Task details:
Copy all entries without alteration and skip the pictures they hold.

[Recorded data]
----

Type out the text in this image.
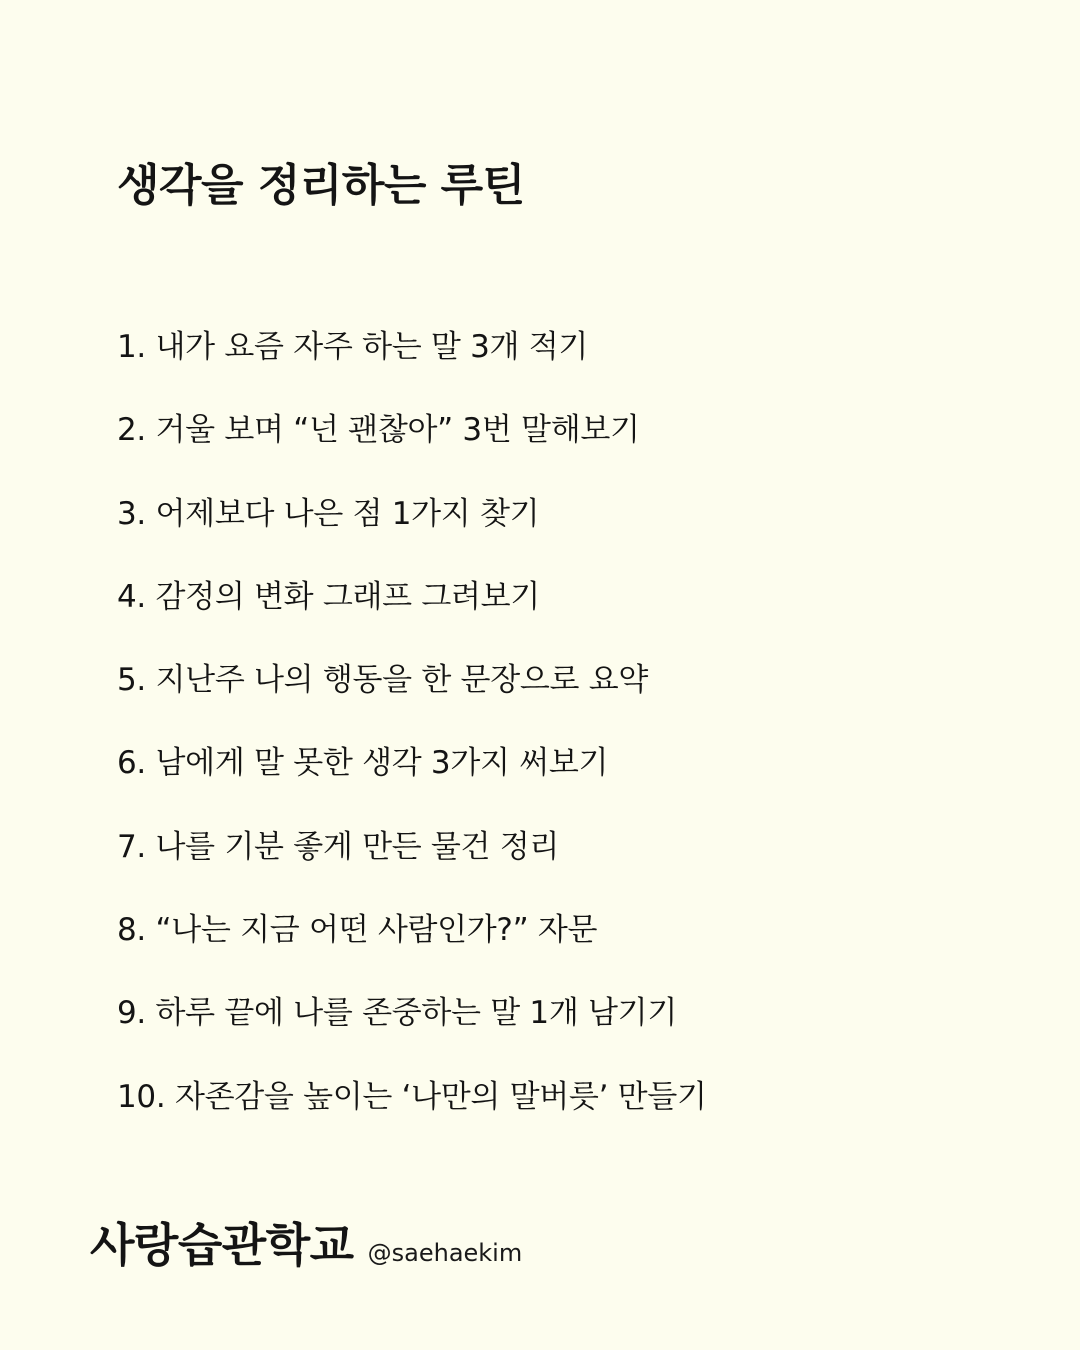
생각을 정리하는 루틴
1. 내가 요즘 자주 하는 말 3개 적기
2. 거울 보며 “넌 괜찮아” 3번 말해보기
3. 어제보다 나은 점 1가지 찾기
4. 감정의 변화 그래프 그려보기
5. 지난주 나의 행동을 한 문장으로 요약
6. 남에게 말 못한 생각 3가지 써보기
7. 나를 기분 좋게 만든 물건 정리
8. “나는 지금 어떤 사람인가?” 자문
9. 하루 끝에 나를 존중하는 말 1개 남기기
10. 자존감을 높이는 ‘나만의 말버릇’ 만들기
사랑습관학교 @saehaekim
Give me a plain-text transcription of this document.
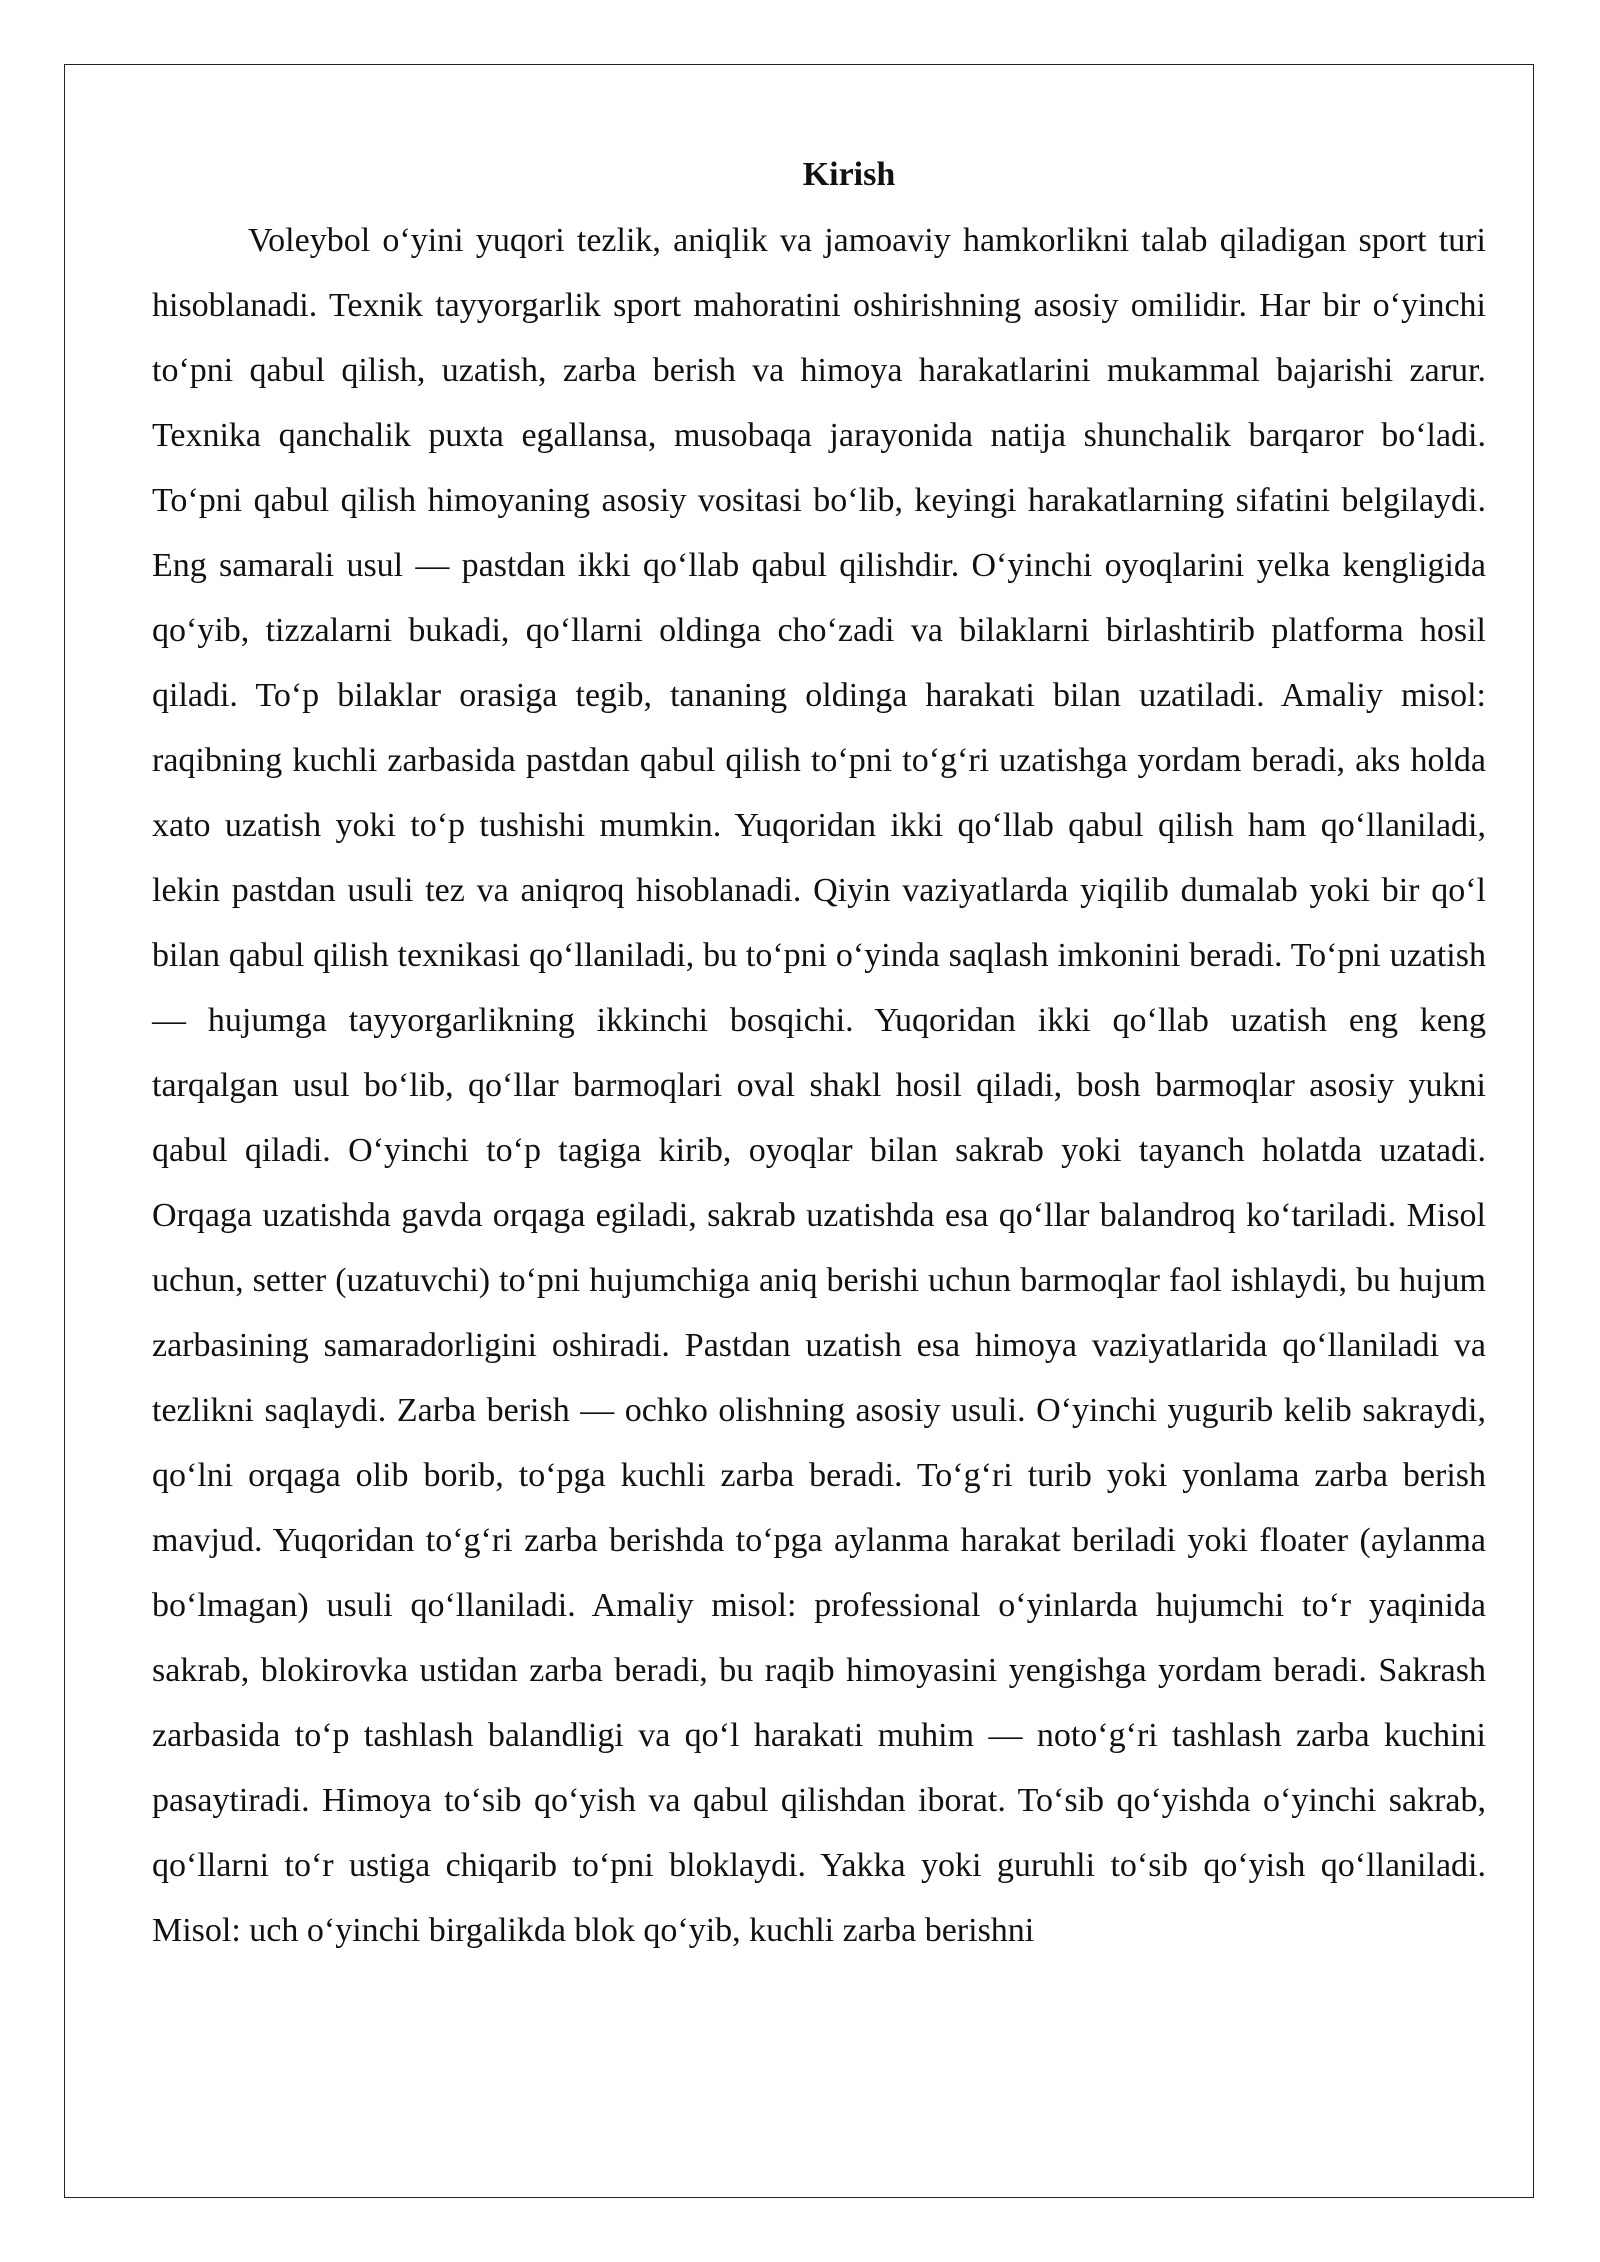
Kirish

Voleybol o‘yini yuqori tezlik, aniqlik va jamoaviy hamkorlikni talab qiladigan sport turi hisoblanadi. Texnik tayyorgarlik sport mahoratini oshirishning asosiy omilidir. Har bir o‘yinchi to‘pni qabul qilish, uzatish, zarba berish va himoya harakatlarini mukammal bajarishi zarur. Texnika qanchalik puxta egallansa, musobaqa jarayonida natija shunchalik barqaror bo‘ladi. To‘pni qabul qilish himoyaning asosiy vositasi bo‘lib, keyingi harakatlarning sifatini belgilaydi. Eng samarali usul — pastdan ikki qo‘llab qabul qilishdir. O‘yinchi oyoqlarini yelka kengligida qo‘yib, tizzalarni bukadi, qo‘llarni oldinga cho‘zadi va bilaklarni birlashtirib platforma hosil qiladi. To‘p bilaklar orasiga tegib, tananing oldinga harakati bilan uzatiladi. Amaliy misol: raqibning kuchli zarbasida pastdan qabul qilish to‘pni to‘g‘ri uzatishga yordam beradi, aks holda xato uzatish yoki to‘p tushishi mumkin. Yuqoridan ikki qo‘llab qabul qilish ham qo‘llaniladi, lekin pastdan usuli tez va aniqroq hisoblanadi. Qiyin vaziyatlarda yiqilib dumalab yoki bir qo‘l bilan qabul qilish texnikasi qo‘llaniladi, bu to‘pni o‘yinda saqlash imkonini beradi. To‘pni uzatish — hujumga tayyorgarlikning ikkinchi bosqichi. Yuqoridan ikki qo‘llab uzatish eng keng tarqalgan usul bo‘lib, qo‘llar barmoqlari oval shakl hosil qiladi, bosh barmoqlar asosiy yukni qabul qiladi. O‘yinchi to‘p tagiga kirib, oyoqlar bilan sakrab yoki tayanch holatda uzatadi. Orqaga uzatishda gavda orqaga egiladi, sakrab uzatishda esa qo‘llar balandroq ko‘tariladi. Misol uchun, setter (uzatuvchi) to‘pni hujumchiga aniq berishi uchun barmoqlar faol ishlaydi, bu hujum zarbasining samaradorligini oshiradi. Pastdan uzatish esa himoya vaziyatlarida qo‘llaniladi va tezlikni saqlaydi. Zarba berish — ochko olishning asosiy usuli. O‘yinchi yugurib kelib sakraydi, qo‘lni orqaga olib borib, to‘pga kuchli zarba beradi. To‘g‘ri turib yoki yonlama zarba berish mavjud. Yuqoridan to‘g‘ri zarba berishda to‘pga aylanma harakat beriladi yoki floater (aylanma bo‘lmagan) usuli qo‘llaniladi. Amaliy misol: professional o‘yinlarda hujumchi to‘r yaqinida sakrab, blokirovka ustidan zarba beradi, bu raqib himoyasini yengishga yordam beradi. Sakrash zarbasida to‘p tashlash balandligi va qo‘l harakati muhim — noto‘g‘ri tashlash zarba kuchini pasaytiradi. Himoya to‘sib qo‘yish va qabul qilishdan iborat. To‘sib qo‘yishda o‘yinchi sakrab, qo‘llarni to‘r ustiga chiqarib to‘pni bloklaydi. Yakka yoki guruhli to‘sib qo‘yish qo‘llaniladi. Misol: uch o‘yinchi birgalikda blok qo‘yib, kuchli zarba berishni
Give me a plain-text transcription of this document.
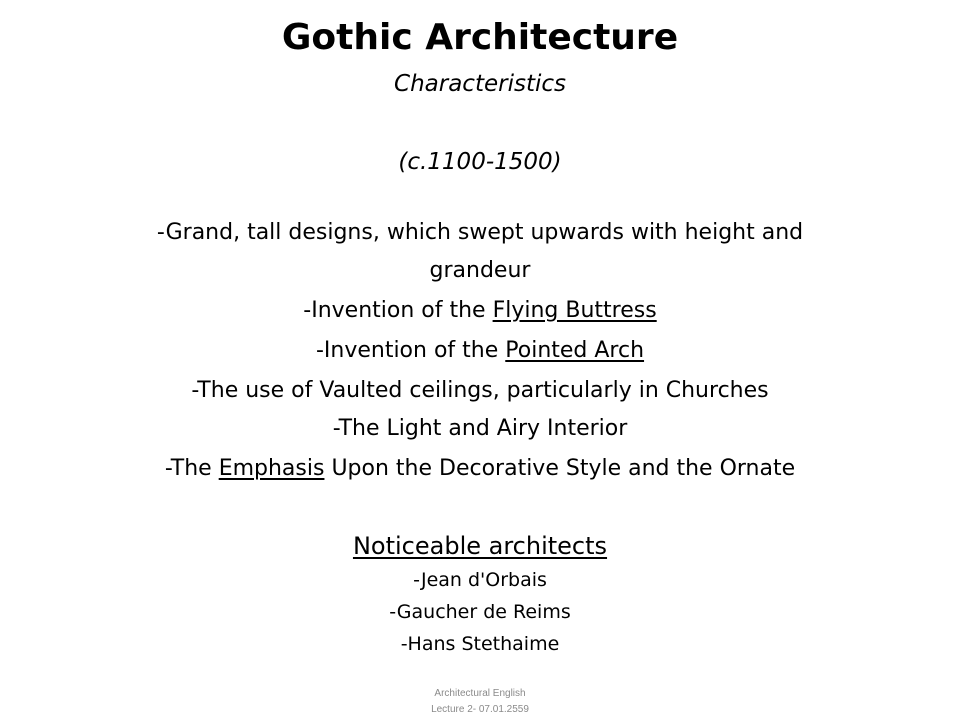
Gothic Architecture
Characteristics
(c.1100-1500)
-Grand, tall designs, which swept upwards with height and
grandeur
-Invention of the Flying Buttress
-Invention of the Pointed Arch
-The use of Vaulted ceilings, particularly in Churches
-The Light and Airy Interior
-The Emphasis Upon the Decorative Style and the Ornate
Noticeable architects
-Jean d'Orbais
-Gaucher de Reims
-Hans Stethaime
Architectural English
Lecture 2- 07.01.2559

----

Reply:
Type out the text in this image.
생각을 정리하는 루틴
1. 내가 요즘 자주 하는 말 3개 적기
2. 거울 보며 “넌 괜찮아” 3번 말해보기
3. 어제보다 나은 점 1가지 찾기
4. 감정의 변화 그래프 그려보기
5. 지난주 나의 행동을 한 문장으로 요약
6. 남에게 말 못한 생각 3가지 써보기
7. 나를 기분 좋게 만든 물건 정리
8. “나는 지금 어떤 사람인가?” 자문
9. 하루 끝에 나를 존중하는 말 1개 남기기
10. 자존감을 높이는 ‘나만의 말버릇’ 만들기
사랑습관학교 @saehaekim
Give me a plain-text transcription of this document.
Kirish

Voleybol o‘yini yuqori tezlik, aniqlik va jamoaviy hamkorlikni talab qiladigan sport turi hisoblanadi. Texnik tayyorgarlik sport mahoratini oshirishning asosiy omilidir. Har bir o‘yinchi to‘pni qabul qilish, uzatish, zarba berish va himoya harakatlarini mukammal bajarishi zarur. Texnika qanchalik puxta egallansa, musobaqa jarayonida natija shunchalik barqaror bo‘ladi. To‘pni qabul qilish himoyaning asosiy vositasi bo‘lib, keyingi harakatlarning sifatini belgilaydi. Eng samarali usul — pastdan ikki qo‘llab qabul qilishdir. O‘yinchi oyoqlarini yelka kengligida qo‘yib, tizzalarni bukadi, qo‘llarni oldinga cho‘zadi va bilaklarni birlashtirib platforma hosil qiladi. To‘p bilaklar orasiga tegib, tananing oldinga harakati bilan uzatiladi. Amaliy misol: raqibning kuchli zarbasida pastdan qabul qilish to‘pni to‘g‘ri uzatishga yordam beradi, aks holda xato uzatish yoki to‘p tushishi mumkin. Yuqoridan ikki qo‘llab qabul qilish ham qo‘llaniladi, lekin pastdan usuli tez va aniqroq hisoblanadi. Qiyin vaziyatlarda yiqilib dumalab yoki bir qo‘l bilan qabul qilish texnikasi qo‘llaniladi, bu to‘pni o‘yinda saqlash imkonini beradi. To‘pni uzatish — hujumga tayyorgarlikning ikkinchi bosqichi. Yuqoridan ikki qo‘llab uzatish eng keng tarqalgan usul bo‘lib, qo‘llar barmoqlari oval shakl hosil qiladi, bosh barmoqlar asosiy yukni qabul qiladi. O‘yinchi to‘p tagiga kirib, oyoqlar bilan sakrab yoki tayanch holatda uzatadi. Orqaga uzatishda gavda orqaga egiladi, sakrab uzatishda esa qo‘llar balandroq ko‘tariladi. Misol uchun, setter (uzatuvchi) to‘pni hujumchiga aniq berishi uchun barmoqlar faol ishlaydi, bu hujum zarbasining samaradorligini oshiradi. Pastdan uzatish esa himoya vaziyatlarida qo‘llaniladi va tezlikni saqlaydi. Zarba berish — ochko olishning asosiy usuli. O‘yinchi yugurib kelib sakraydi, qo‘lni orqaga olib borib, to‘pga kuchli zarba beradi. To‘g‘ri turib yoki yonlama zarba berish mavjud. Yuqoridan to‘g‘ri zarba berishda to‘pga aylanma harakat beriladi yoki floater (aylanma bo‘lmagan) usuli qo‘llaniladi. Amaliy misol: professional o‘yinlarda hujumchi to‘r yaqinida sakrab, blokirovka ustidan zarba beradi, bu raqib himoyasini yengishga yordam beradi. Sakrash zarbasida to‘p tashlash balandligi va qo‘l harakati muhim — noto‘g‘ri tashlash zarba kuchini pasaytiradi. Himoya to‘sib qo‘yish va qabul qilishdan iborat. To‘sib qo‘yishda o‘yinchi sakrab, qo‘llarni to‘r ustiga chiqarib to‘pni bloklaydi. Yakka yoki guruhli to‘sib qo‘yish qo‘llaniladi. Misol: uch o‘yinchi birgalikda blok qo‘yib, kuchli zarba berishni
Give me a plain-text transcription of this document.
Gothic Architecture
Characteristics
(c.1100-1500)
-Grand, tall designs, which swept upwards with height and
grandeur
-Invention of the Flying Buttress
-Invention of the Pointed Arch
-The use of Vaulted ceilings, particularly in Churches
-The Light and Airy Interior
-The Emphasis Upon the Decorative Style and the Ornate
Noticeable architects
-Jean d'Orbais
-Gaucher de Reims
-Hans Stethaime
Architectural English
Lecture 2- 07.01.2559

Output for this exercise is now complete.